#### Task goal
Repeat every entry in the listing below, exactly.

= = =

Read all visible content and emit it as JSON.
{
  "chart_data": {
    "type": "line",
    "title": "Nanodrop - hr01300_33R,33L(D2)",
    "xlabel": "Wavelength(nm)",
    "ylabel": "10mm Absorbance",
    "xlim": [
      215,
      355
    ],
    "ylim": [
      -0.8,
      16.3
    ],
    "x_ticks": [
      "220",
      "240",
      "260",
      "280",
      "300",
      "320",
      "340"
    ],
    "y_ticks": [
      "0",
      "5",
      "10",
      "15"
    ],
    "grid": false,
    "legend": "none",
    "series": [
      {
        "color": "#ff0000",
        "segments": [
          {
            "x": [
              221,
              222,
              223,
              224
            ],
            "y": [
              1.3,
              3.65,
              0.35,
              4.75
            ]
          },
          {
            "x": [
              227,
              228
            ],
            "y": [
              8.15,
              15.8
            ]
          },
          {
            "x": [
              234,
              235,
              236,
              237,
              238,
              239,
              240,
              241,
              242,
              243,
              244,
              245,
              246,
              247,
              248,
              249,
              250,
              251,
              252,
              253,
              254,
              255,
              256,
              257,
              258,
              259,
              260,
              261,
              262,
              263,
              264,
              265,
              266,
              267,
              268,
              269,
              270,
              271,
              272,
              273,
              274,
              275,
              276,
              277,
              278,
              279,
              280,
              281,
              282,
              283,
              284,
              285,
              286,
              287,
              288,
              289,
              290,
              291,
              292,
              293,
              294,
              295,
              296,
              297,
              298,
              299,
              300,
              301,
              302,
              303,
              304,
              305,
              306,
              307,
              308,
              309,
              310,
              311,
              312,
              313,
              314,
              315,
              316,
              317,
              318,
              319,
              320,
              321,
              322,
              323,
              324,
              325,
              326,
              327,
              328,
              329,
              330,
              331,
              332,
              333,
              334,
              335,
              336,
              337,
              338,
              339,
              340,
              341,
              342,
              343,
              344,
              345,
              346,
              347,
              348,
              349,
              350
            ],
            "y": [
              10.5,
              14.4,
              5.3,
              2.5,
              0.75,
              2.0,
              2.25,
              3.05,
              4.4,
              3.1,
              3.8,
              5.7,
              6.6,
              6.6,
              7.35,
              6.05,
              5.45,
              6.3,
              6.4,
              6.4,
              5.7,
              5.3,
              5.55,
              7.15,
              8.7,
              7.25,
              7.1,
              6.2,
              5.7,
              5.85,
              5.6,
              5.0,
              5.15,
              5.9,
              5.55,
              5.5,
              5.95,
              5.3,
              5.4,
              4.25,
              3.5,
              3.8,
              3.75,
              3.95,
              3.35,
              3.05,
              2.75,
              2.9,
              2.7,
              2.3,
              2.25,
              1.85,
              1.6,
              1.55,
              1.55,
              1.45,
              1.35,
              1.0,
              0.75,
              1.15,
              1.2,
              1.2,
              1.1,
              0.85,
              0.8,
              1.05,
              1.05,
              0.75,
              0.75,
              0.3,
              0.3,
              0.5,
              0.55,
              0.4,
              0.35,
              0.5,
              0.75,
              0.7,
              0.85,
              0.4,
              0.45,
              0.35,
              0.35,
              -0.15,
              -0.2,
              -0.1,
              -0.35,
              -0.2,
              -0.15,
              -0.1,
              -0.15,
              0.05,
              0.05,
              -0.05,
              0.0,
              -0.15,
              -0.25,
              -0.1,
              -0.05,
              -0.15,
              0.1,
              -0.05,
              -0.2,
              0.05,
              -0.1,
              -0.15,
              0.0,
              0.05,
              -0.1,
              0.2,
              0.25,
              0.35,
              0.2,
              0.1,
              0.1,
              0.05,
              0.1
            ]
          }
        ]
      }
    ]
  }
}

= = =

#### Complete output
Read all visible content and emit it as JSON.
{
  "chart_data": {
    "type": "line",
    "title": "Nanodrop - hr01300_33R,33L(D2)",
    "xlabel": "Wavelength(nm)",
    "ylabel": "10mm Absorbance",
    "xlim": [
      215,
      355
    ],
    "ylim": [
      -0.8,
      16.3
    ],
    "x_ticks": [
      "220",
      "240",
      "260",
      "280",
      "300",
      "320",
      "340"
    ],
    "y_ticks": [
      "0",
      "5",
      "10",
      "15"
    ],
    "grid": false,
    "legend": "none",
    "series": [
      {
        "color": "#ff0000",
        "segments": [
          {
            "x": [
              221,
              222,
              223,
              224
            ],
            "y": [
              1.3,
              3.65,
              0.35,
              4.75
            ]
          },
          {
            "x": [
              227,
              228
            ],
            "y": [
              8.15,
              15.8
            ]
          },
          {
            "x": [
              234,
              235,
              236,
              237,
              238,
              239,
              240,
              241,
              242,
              243,
              244,
              245,
              246,
              247,
              248,
              249,
              250,
              251,
              252,
              253,
              254,
              255,
              256,
              257,
              258,
              259,
              260,
              261,
              262,
              263,
              264,
              265,
              266,
              267,
              268,
              269,
              270,
              271,
              272,
              273,
              274,
              275,
              276,
              277,
              278,
              279,
              280,
              281,
              282,
              283,
              284,
              285,
              286,
              287,
              288,
              289,
              290,
              291,
              292,
              293,
              294,
              295,
              296,
              297,
              298,
              299,
              300,
              301,
              302,
              303,
              304,
              305,
              306,
              307,
              308,
              309,
              310,
              311,
              312,
              313,
              314,
              315,
              316,
              317,
              318,
              319,
              320,
              321,
              322,
              323,
              324,
              325,
              326,
              327,
              328,
              329,
              330,
              331,
              332,
              333,
              334,
              335,
              336,
              337,
              338,
              339,
              340,
              341,
              342,
              343,
              344,
              345,
              346,
              347,
              348,
              349,
              350
            ],
            "y": [
              10.5,
              14.4,
              5.3,
              2.5,
              0.75,
              2.0,
              2.25,
              3.05,
              4.4,
              3.1,
              3.8,
              5.7,
              6.6,
              6.6,
              7.35,
              6.05,
              5.45,
              6.3,
              6.4,
              6.4,
              5.7,
              5.3,
              5.55,
              7.15,
              8.7,
              7.25,
              7.1,
              6.2,
              5.7,
              5.85,
              5.6,
              5.0,
              5.15,
              5.9,
              5.55,
              5.5,
              5.95,
              5.3,
              5.4,
              4.25,
              3.5,
              3.8,
              3.75,
              3.95,
              3.35,
              3.05,
              2.75,
              2.9,
              2.7,
              2.3,
              2.25,
              1.85,
              1.6,
              1.55,
              1.55,
              1.45,
              1.35,
              1.0,
              0.75,
              1.15,
              1.2,
              1.2,
              1.1,
              0.85,
              0.8,
              1.05,
              1.05,
              0.75,
              0.75,
              0.3,
              0.3,
              0.5,
              0.55,
              0.4,
              0.35,
              0.5,
              0.75,
              0.7,
              0.85,
              0.4,
              0.45,
              0.35,
              0.35,
              -0.15,
              -0.2,
              -0.1,
              -0.35,
              -0.2,
              -0.15,
              -0.1,
              -0.15,
              0.05,
              0.05,
              -0.05,
              0.0,
              -0.15,
              -0.25,
              -0.1,
              -0.05,
              -0.15,
              0.1,
              -0.05,
              -0.2,
              0.05,
              -0.1,
              -0.15,
              0.0,
              0.05,
              -0.1,
              0.2,
              0.25,
              0.35,
              0.2,
              0.1,
              0.1,
              0.05,
              0.1
            ]
          }
        ]
      }
    ]
  }
}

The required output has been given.